**Written request**
Tell how many lines in the data below hold the string "Köln"; give nothing but the number.

**Material**
:::

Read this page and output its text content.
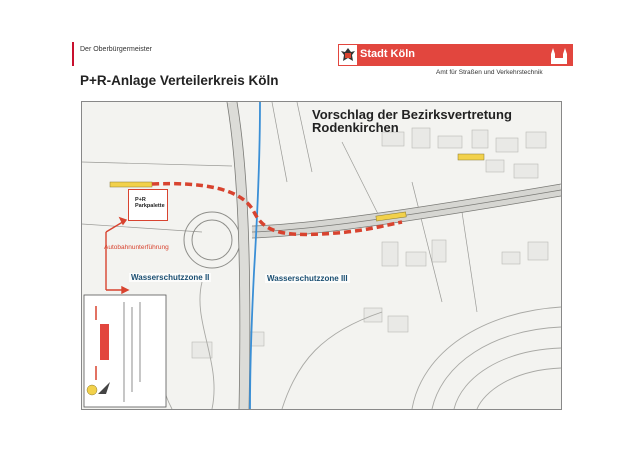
Der Oberbürgermeister
P+R-Anlage Verteilerkreis Köln
Stadt Köln
Amt für Straßen und Verkehrstechnik
Vorschlag der Bezirksvertretung Rodenkirchen
P+R Parkpalette
Autobahnunterführung
Wasserschutzzone II	Wasserschutzzone III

:::

**Result of the task**
2